Data to process:
-- START --
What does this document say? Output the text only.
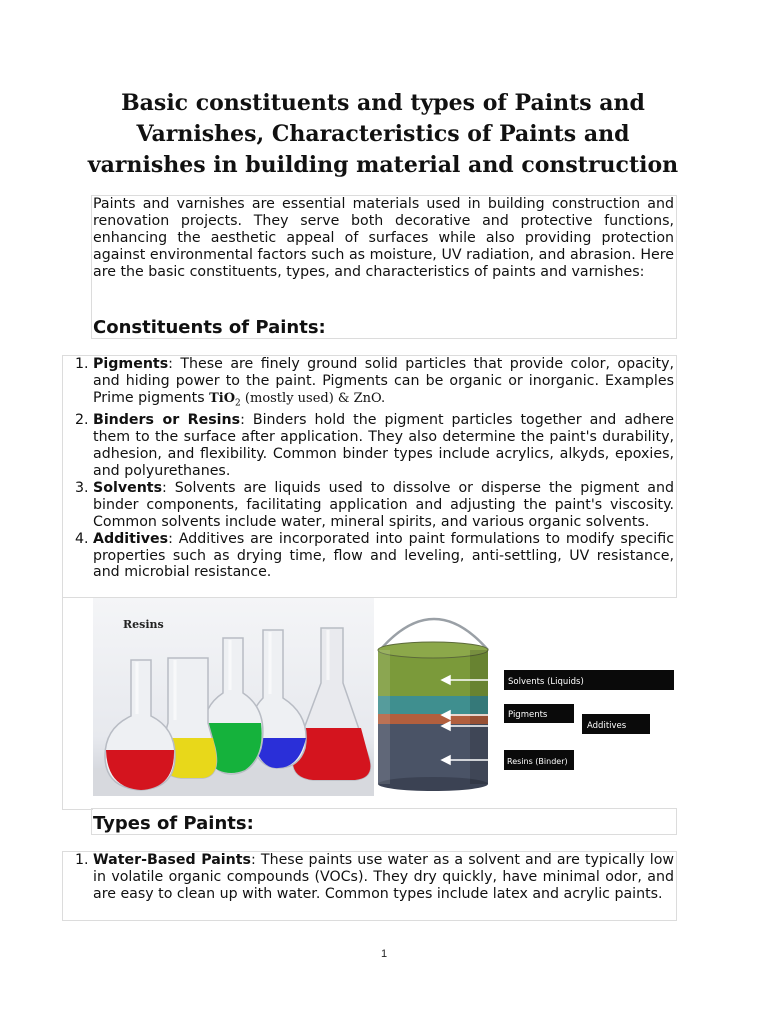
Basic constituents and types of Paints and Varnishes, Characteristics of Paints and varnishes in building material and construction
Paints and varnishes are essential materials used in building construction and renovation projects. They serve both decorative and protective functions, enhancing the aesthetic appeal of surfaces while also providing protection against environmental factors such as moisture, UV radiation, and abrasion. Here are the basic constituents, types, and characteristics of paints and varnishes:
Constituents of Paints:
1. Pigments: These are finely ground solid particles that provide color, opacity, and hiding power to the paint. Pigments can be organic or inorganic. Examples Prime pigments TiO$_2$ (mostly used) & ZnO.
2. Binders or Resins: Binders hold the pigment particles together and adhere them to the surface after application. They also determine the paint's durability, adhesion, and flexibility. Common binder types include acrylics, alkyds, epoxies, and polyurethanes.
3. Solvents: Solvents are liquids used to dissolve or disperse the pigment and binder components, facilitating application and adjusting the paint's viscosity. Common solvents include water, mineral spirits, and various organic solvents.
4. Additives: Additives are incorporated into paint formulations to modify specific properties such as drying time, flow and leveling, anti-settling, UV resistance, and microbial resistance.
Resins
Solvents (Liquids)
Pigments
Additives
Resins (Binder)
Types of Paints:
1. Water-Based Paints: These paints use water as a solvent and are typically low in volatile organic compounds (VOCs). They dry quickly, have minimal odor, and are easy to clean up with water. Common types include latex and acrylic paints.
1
-- END --
Work to complete:
Transcribe every entry above exactly. Omit all pictures.

Worked answer:
What does this document say? Output the text only.
Basic constituents and types of Paints and Varnishes, Characteristics of Paints and varnishes in building material and construction
Paints and varnishes are essential materials used in building construction and renovation projects. They serve both decorative and protective functions, enhancing the aesthetic appeal of surfaces while also providing protection against environmental factors such as moisture, UV radiation, and abrasion. Here are the basic constituents, types, and characteristics of paints and varnishes:
Constituents of Paints:
1. Pigments: These are finely ground solid particles that provide color, opacity, and hiding power to the paint. Pigments can be organic or inorganic. Examples Prime pigments TiO$_2$ (mostly used) & ZnO.
2. Binders or Resins: Binders hold the pigment particles together and adhere them to the surface after application. They also determine the paint's durability, adhesion, and flexibility. Common binder types include acrylics, alkyds, epoxies, and polyurethanes.
3. Solvents: Solvents are liquids used to dissolve or disperse the pigment and binder components, facilitating application and adjusting the paint's viscosity. Common solvents include water, mineral spirits, and various organic solvents.
4. Additives: Additives are incorporated into paint formulations to modify specific properties such as drying time, flow and leveling, anti-settling, UV resistance, and microbial resistance.
Resins
Solvents (Liquids)
Pigments
Additives
Resins (Binder)
Types of Paints:
1. Water-Based Paints: These paints use water as a solvent and are typically low in volatile organic compounds (VOCs). They dry quickly, have minimal odor, and are easy to clean up with water. Common types include latex and acrylic paints.
1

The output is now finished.